** BEGIN RECORDS TO USE **
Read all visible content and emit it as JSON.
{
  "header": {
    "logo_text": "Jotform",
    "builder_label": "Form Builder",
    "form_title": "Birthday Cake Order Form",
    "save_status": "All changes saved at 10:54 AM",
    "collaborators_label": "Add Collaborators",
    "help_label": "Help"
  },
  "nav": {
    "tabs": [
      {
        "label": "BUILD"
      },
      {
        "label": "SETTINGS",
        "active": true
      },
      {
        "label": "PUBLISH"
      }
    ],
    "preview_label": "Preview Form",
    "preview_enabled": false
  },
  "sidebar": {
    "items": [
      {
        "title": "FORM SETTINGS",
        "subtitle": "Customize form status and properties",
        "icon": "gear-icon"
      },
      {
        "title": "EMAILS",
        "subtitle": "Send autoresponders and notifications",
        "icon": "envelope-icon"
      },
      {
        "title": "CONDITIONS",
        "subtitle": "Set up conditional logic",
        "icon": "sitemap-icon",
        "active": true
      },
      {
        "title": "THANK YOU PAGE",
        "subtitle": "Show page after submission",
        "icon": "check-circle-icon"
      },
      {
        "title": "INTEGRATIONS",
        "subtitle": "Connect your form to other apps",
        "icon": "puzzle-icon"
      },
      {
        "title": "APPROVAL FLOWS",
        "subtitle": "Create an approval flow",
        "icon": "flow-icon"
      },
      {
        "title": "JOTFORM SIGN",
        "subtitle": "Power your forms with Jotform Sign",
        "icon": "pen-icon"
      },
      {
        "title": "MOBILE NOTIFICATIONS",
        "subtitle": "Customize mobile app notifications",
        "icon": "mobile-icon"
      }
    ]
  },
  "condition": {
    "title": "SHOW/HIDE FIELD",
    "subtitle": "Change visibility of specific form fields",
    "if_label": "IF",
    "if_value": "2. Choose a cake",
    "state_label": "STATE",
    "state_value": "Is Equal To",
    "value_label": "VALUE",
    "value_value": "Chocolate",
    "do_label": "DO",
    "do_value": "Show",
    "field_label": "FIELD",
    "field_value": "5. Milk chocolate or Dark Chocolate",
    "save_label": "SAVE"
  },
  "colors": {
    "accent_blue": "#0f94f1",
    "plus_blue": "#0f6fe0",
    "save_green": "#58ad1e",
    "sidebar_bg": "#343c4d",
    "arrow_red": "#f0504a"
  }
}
** END RECORDS TO USE **
Work out the number of lines above that include the string "your" and write only that number.

2